- WHAT YOU WILL DO: Locate the lines of the listing below that hold "生活饮用水标准检验方法", then copy each of them.

Collection entries:
══════════════════════════════
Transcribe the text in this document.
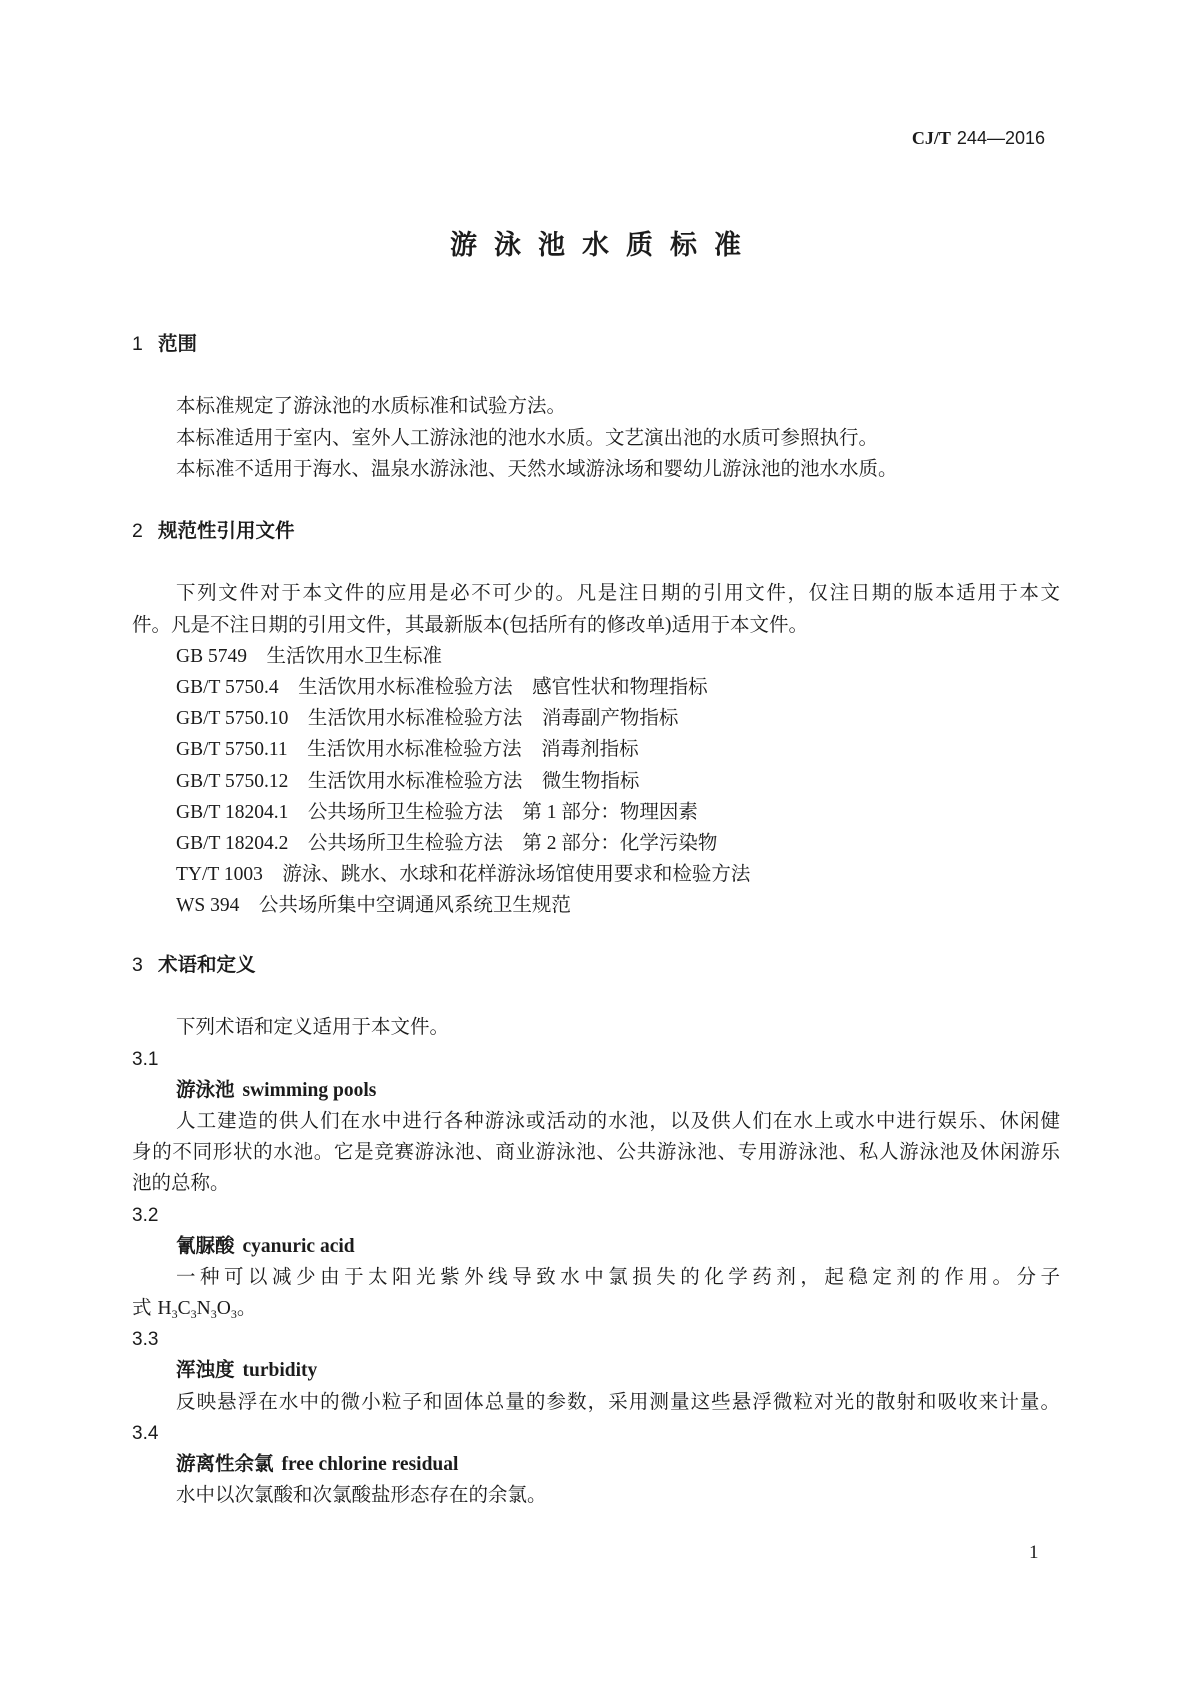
CJ/T 244—2016
游泳池水质标准
1 范围
本标准规定了游泳池的水质标准和试验方法。
本标准适用于室内、室外人工游泳池的池水水质。文艺演出池的水质可参照执行。
本标准不适用于海水、温泉水游泳池、天然水域游泳场和婴幼儿游泳池的池水水质。
2 规范性引用文件
下列文件对于本文件的应用是必不可少的。凡是注日期的引用文件，仅注日期的版本适用于本文
件。凡是不注日期的引用文件，其最新版本(包括所有的修改单)适用于本文件。
GB 5749　生活饮用水卫生标准
GB/T 5750.4　生活饮用水标准检验方法　感官性状和物理指标
GB/T 5750.10　生活饮用水标准检验方法　消毒副产物指标
GB/T 5750.11　生活饮用水标准检验方法　消毒剂指标
GB/T 5750.12　生活饮用水标准检验方法　微生物指标
GB/T 18204.1　公共场所卫生检验方法　第 1 部分：物理因素
GB/T 18204.2　公共场所卫生检验方法　第 2 部分：化学污染物
TY/T 1003　游泳、跳水、水球和花样游泳场馆使用要求和检验方法
WS 394　公共场所集中空调通风系统卫生规范
3 术语和定义
下列术语和定义适用于本文件。
3.1
游泳池 swimming pools
人工建造的供人们在水中进行各种游泳或活动的水池，以及供人们在水上或水中进行娱乐、休闲健
身的不同形状的水池。它是竞赛游泳池、商业游泳池、公共游泳池、专用游泳池、私人游泳池及休闲游乐
池的总称。
3.2
氰脲酸 cyanuric acid
一种可以减少由于太阳光紫外线导致水中氯损失的化学药剂，起稳定剂的作用。分子
式 $H_3C_3N_3O_3$。
3.3
浑浊度 turbidity
反映悬浮在水中的微小粒子和固体总量的参数，采用测量这些悬浮微粒对光的散射和吸收来计量。
3.4
游离性余氯 free chlorine residual
水中以次氯酸和次氯酸盐形态存在的余氯。
1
══════════════════════════════
- RESULT BELOW:
GB/T 5750.4　生活饮用水标准检验方法　感官性状和物理指标
GB/T 5750.10　生活饮用水标准检验方法　消毒副产物指标
GB/T 5750.11　生活饮用水标准检验方法　消毒剂指标
GB/T 5750.12　生活饮用水标准检验方法　微生物指标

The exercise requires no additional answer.